(Extracted data entries)
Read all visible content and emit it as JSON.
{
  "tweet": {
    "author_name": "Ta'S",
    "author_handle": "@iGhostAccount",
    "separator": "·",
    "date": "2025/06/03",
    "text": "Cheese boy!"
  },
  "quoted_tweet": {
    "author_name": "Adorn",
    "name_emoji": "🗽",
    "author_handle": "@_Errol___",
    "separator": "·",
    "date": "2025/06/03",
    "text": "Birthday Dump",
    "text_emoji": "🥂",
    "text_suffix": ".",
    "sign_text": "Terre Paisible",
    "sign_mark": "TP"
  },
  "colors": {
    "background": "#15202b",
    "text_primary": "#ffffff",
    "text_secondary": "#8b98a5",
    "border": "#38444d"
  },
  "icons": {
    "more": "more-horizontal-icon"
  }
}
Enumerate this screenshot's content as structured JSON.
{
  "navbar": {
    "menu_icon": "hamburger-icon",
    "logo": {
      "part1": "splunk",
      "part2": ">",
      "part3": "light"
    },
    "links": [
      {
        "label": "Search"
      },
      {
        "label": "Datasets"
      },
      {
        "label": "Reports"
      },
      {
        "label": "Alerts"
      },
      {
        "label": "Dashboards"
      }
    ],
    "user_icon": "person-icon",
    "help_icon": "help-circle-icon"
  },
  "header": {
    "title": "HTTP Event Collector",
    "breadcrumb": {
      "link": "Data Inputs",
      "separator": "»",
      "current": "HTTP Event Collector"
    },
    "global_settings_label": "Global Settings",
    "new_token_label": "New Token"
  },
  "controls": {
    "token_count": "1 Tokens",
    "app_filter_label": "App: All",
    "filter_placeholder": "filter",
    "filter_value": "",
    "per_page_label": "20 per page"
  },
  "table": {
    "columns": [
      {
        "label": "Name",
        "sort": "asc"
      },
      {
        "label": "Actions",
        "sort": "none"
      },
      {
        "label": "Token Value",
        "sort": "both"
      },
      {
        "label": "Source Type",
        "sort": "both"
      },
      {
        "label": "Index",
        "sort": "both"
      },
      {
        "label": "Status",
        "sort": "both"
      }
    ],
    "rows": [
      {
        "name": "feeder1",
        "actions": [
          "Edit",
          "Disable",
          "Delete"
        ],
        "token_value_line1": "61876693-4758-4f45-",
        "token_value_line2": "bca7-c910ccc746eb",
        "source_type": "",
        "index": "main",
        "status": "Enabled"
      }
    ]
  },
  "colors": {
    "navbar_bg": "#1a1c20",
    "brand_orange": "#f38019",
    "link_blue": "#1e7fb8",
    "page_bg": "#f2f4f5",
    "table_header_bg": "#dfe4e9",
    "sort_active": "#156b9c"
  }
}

■ **Instruction**:
Scan the material for lines with the word "Event", and copy each line you find.

■ **Written response**:
    "title": "HTTP Event Collector",
      "current": "HTTP Event Collector"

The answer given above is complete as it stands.